Retype every line of the data records below without changing anything.

Data records
## Start

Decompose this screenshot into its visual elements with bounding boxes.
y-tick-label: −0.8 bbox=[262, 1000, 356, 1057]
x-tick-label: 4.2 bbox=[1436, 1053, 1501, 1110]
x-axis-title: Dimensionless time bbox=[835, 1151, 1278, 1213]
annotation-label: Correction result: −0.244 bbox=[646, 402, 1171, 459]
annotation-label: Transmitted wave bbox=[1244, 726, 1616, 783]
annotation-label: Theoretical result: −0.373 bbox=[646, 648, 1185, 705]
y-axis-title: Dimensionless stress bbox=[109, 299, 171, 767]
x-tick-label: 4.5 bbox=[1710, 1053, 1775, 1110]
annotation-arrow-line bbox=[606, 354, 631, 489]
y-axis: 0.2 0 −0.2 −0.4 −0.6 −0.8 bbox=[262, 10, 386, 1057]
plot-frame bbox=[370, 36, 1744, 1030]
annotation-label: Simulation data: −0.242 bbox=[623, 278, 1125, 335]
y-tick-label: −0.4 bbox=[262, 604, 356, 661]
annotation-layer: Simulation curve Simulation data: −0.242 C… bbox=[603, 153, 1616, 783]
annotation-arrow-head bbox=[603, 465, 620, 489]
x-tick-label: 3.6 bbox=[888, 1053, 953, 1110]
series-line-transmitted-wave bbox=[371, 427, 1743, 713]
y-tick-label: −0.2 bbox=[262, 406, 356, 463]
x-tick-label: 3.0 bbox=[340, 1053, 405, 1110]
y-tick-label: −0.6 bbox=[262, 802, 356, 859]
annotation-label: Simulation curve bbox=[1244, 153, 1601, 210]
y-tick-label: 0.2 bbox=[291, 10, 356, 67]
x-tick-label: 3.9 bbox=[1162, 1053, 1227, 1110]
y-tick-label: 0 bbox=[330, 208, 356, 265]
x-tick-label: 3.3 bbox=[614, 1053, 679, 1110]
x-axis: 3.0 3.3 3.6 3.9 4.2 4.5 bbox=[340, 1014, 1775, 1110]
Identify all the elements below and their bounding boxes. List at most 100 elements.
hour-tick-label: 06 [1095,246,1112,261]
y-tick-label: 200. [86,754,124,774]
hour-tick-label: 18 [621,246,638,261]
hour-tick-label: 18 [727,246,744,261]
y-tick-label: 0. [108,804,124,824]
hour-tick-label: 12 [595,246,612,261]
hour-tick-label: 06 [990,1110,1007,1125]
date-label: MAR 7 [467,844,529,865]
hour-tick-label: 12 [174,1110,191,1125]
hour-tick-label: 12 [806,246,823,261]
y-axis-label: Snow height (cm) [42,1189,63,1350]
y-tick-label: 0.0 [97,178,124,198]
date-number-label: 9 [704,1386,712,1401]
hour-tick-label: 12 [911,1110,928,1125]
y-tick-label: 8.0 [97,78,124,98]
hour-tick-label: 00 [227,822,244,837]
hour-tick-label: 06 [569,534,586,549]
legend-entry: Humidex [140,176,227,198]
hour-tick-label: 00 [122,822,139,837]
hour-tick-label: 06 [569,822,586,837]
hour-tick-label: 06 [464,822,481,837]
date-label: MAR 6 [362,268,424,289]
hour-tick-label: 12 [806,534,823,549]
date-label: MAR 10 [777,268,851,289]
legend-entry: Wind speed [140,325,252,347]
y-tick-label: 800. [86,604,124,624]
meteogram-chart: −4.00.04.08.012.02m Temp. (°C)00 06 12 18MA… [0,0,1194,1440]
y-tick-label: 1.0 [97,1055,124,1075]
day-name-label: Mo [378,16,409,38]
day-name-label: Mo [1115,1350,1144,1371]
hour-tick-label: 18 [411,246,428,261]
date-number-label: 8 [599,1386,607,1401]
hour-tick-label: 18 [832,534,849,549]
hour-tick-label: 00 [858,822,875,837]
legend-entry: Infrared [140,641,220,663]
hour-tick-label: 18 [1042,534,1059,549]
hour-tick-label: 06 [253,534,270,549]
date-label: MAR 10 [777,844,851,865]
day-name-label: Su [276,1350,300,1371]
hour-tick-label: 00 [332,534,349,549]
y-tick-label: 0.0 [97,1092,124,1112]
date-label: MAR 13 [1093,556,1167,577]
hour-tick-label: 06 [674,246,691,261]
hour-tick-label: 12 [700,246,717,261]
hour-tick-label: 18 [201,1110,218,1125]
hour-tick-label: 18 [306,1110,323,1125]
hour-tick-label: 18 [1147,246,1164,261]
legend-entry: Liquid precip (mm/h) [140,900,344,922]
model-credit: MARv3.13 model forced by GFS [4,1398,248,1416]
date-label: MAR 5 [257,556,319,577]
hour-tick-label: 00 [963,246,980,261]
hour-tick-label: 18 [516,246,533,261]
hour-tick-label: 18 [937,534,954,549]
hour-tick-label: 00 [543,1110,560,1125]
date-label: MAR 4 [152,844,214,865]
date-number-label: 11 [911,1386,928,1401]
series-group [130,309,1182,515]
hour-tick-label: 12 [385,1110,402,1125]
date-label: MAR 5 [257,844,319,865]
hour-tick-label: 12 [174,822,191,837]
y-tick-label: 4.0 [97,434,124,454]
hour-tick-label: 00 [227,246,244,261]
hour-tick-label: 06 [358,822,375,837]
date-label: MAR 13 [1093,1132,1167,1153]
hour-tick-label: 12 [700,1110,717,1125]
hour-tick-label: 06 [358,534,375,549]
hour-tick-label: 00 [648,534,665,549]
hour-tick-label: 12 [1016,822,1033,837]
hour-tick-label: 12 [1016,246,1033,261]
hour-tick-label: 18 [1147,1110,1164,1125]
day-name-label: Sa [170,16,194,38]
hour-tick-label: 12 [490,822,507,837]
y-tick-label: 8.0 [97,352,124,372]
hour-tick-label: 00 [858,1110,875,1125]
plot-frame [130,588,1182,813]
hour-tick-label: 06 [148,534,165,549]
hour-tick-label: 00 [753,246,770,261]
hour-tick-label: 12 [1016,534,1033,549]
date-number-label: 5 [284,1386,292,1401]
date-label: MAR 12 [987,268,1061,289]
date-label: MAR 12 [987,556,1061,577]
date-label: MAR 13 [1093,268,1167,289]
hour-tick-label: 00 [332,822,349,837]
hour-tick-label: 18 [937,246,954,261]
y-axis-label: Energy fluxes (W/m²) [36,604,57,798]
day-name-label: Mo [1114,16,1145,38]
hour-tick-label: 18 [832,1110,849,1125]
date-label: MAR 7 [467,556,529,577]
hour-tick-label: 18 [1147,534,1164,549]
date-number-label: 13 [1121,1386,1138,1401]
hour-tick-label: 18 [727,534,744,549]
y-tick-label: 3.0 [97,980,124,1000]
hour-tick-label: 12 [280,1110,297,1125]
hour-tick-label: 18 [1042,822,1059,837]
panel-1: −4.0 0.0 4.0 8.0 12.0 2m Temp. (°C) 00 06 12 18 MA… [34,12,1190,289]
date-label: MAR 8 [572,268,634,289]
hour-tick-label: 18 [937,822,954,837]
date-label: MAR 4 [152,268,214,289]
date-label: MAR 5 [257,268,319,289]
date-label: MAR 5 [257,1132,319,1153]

## End

**RESPONSE:**
Decompose this screenshot into its visual elements with bounding boxes.
y-tick-label: −0.8 bbox=[262, 1000, 356, 1057]
x-tick-label: 4.2 bbox=[1436, 1053, 1501, 1110]
x-axis-title: Dimensionless time bbox=[835, 1151, 1278, 1213]
annotation-label: Correction result: −0.244 bbox=[646, 402, 1171, 459]
annotation-label: Transmitted wave bbox=[1244, 726, 1616, 783]
annotation-label: Theoretical result: −0.373 bbox=[646, 648, 1185, 705]
y-axis-title: Dimensionless stress bbox=[109, 299, 171, 767]
x-tick-label: 4.5 bbox=[1710, 1053, 1775, 1110]
annotation-arrow-line bbox=[606, 354, 631, 489]
y-axis: 0.2 0 −0.2 −0.4 −0.6 −0.8 bbox=[262, 10, 386, 1057]
plot-frame bbox=[370, 36, 1744, 1030]
annotation-label: Simulation data: −0.242 bbox=[623, 278, 1125, 335]
y-tick-label: −0.4 bbox=[262, 604, 356, 661]
annotation-layer: Simulation curve Simulation data: −0.242 C… bbox=[603, 153, 1616, 783]
annotation-arrow-head bbox=[603, 465, 620, 489]
x-tick-label: 3.6 bbox=[888, 1053, 953, 1110]
series-line-transmitted-wave bbox=[371, 427, 1743, 713]
y-tick-label: −0.2 bbox=[262, 406, 356, 463]
x-tick-label: 3.0 bbox=[340, 1053, 405, 1110]
y-tick-label: −0.6 bbox=[262, 802, 356, 859]
annotation-label: Simulation curve bbox=[1244, 153, 1601, 210]
y-tick-label: 0.2 bbox=[291, 10, 356, 67]
x-tick-label: 3.9 bbox=[1162, 1053, 1227, 1110]
y-tick-label: 0 bbox=[330, 208, 356, 265]
x-tick-label: 3.3 bbox=[614, 1053, 679, 1110]
x-axis: 3.0 3.3 3.6 3.9 4.2 4.5 bbox=[340, 1014, 1775, 1110]
Identify all the elements below and their bounding boxes. List at most 100 elements.
hour-tick-label: 06 [1095,246,1112,261]
y-tick-label: 200. [86,754,124,774]
hour-tick-label: 18 [621,246,638,261]
hour-tick-label: 18 [727,246,744,261]
y-tick-label: 0. [108,804,124,824]
hour-tick-label: 12 [595,246,612,261]
hour-tick-label: 06 [990,1110,1007,1125]
date-label: MAR 7 [467,844,529,865]
hour-tick-label: 12 [174,1110,191,1125]
hour-tick-label: 12 [806,246,823,261]
y-axis-label: Snow height (cm) [42,1189,63,1350]
y-tick-label: 0.0 [97,178,124,198]
date-number-label: 9 [704,1386,712,1401]
hour-tick-label: 12 [911,1110,928,1125]
y-tick-label: 8.0 [97,78,124,98]
hour-tick-label: 00 [227,822,244,837]
hour-tick-label: 06 [569,534,586,549]
legend-entry: Humidex [140,176,227,198]
hour-tick-label: 00 [122,822,139,837]
hour-tick-label: 06 [569,822,586,837]
hour-tick-label: 06 [464,822,481,837]
date-label: MAR 6 [362,268,424,289]
hour-tick-label: 12 [806,534,823,549]
date-label: MAR 10 [777,268,851,289]
legend-entry: Wind speed [140,325,252,347]
y-tick-label: 800. [86,604,124,624]
meteogram-chart: −4.00.04.08.012.02m Temp. (°C)00 06 12 18MA… [0,0,1194,1440]
y-tick-label: 1.0 [97,1055,124,1075]
day-name-label: Mo [378,16,409,38]
day-name-label: Mo [1115,1350,1144,1371]
hour-tick-label: 18 [411,246,428,261]
date-number-label: 8 [599,1386,607,1401]
hour-tick-label: 18 [832,534,849,549]
hour-tick-label: 00 [858,822,875,837]
legend-entry: Infrared [140,641,220,663]
hour-tick-label: 18 [1042,534,1059,549]
hour-tick-label: 06 [253,534,270,549]
date-label: MAR 10 [777,844,851,865]
day-name-label: Su [276,1350,300,1371]
hour-tick-label: 00 [332,534,349,549]
y-tick-label: 0.0 [97,1092,124,1112]
date-label: MAR 13 [1093,556,1167,577]
hour-tick-label: 06 [674,246,691,261]
hour-tick-label: 12 [700,246,717,261]
hour-tick-label: 18 [201,1110,218,1125]
hour-tick-label: 18 [306,1110,323,1125]
hour-tick-label: 18 [1147,246,1164,261]
legend-entry: Liquid precip (mm/h) [140,900,344,922]
model-credit: MARv3.13 model forced by GFS [4,1398,248,1416]
date-label: MAR 5 [257,556,319,577]
hour-tick-label: 00 [963,246,980,261]
hour-tick-label: 18 [516,246,533,261]
hour-tick-label: 18 [937,534,954,549]
hour-tick-label: 00 [543,1110,560,1125]
date-label: MAR 4 [152,844,214,865]
date-number-label: 11 [911,1386,928,1401]
series-group [130,309,1182,515]
hour-tick-label: 12 [385,1110,402,1125]
date-label: MAR 5 [257,844,319,865]
hour-tick-label: 12 [174,822,191,837]
y-tick-label: 4.0 [97,434,124,454]
hour-tick-label: 00 [227,246,244,261]
hour-tick-label: 06 [358,822,375,837]
date-label: MAR 13 [1093,1132,1167,1153]
hour-tick-label: 12 [700,1110,717,1125]
hour-tick-label: 06 [358,534,375,549]
hour-tick-label: 00 [648,534,665,549]
hour-tick-label: 12 [1016,822,1033,837]
hour-tick-label: 12 [1016,246,1033,261]
hour-tick-label: 18 [1147,1110,1164,1125]
day-name-label: Sa [170,16,194,38]
hour-tick-label: 12 [490,822,507,837]
y-tick-label: 8.0 [97,352,124,372]
hour-tick-label: 00 [858,1110,875,1125]
plot-frame [130,588,1182,813]
hour-tick-label: 06 [148,534,165,549]
hour-tick-label: 00 [753,246,770,261]
hour-tick-label: 12 [1016,534,1033,549]
date-number-label: 5 [284,1386,292,1401]
date-label: MAR 12 [987,268,1061,289]
date-label: MAR 12 [987,556,1061,577]
date-label: MAR 13 [1093,268,1167,289]
hour-tick-label: 00 [332,822,349,837]
hour-tick-label: 18 [937,246,954,261]
y-axis-label: Energy fluxes (W/m²) [36,604,57,798]
day-name-label: Mo [1114,16,1145,38]
hour-tick-label: 18 [832,1110,849,1125]
date-label: MAR 7 [467,556,529,577]
hour-tick-label: 18 [1147,534,1164,549]
date-number-label: 13 [1121,1386,1138,1401]
hour-tick-label: 18 [727,534,744,549]
y-tick-label: 3.0 [97,980,124,1000]
hour-tick-label: 12 [280,1110,297,1125]
hour-tick-label: 18 [1042,822,1059,837]
panel-1: −4.0 0.0 4.0 8.0 12.0 2m Temp. (°C) 00 06 12 18 MA… [34,12,1190,289]
date-label: MAR 8 [572,268,634,289]
hour-tick-label: 18 [937,822,954,837]
date-label: MAR 4 [152,268,214,289]
date-label: MAR 5 [257,268,319,289]
date-label: MAR 5 [257,1132,319,1153]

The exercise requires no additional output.